Objective »
What follows is a set of entries. Repeat them exactly, but not their pictures.

Records to process »
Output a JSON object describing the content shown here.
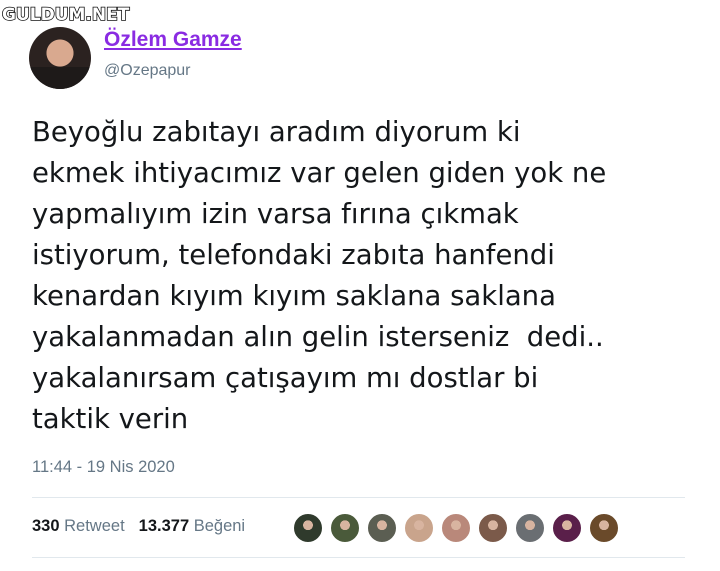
{
  "watermark": "GULDUM.NET",
  "user": {
    "display_name": "Özlem Gamze",
    "handle": "@Ozepapur",
    "avatar_icon": "profile-photo"
  },
  "tweet": {
    "lines": [
      "Beyoğlu zabıtayı aradım diyorum ki",
      "ekmek ihtiyacımız var gelen giden yok ne",
      "yapmalıyım izin varsa fırına çıkmak",
      "istiyorum, telefondaki zabıta hanfendi",
      "kenardan kıyım kıyım saklana saklana",
      "yakalanmadan alın gelin isterseniz  dedi..",
      "yakalanırsam çatışayım mı dostlar bi",
      "taktik verin"
    ],
    "timestamp": "11:44 - 19 Nis 2020"
  },
  "stats": {
    "retweets_count": "330",
    "retweets_label": "Retweet",
    "likes_count": "13.377",
    "likes_label": "Beğeni"
  },
  "likers": [
    {
      "color": "#2f3a2c"
    },
    {
      "color": "#4a5a3a"
    },
    {
      "color": "#5b5e52"
    },
    {
      "color": "#c9a48c"
    },
    {
      "color": "#b9887a"
    },
    {
      "color": "#7b5a4a"
    },
    {
      "color": "#6a6e72"
    },
    {
      "color": "#5a1f4a"
    },
    {
      "color": "#6a4a2a"
    }
  ]
}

Completed task »
Output a JSON object describing the content shown here.
{
  "watermark": "GULDUM.NET",
  "user": {
    "display_name": "Özlem Gamze",
    "handle": "@Ozepapur",
    "avatar_icon": "profile-photo"
  },
  "tweet": {
    "lines": [
      "Beyoğlu zabıtayı aradım diyorum ki",
      "ekmek ihtiyacımız var gelen giden yok ne",
      "yapmalıyım izin varsa fırına çıkmak",
      "istiyorum, telefondaki zabıta hanfendi",
      "kenardan kıyım kıyım saklana saklana",
      "yakalanmadan alın gelin isterseniz  dedi..",
      "yakalanırsam çatışayım mı dostlar bi",
      "taktik verin"
    ],
    "timestamp": "11:44 - 19 Nis 2020"
  },
  "stats": {
    "retweets_count": "330",
    "retweets_label": "Retweet",
    "likes_count": "13.377",
    "likes_label": "Beğeni"
  },
  "likers": [
    {
      "color": "#2f3a2c"
    },
    {
      "color": "#4a5a3a"
    },
    {
      "color": "#5b5e52"
    },
    {
      "color": "#c9a48c"
    },
    {
      "color": "#b9887a"
    },
    {
      "color": "#7b5a4a"
    },
    {
      "color": "#6a6e72"
    },
    {
      "color": "#5a1f4a"
    },
    {
      "color": "#6a4a2a"
    }
  ]
}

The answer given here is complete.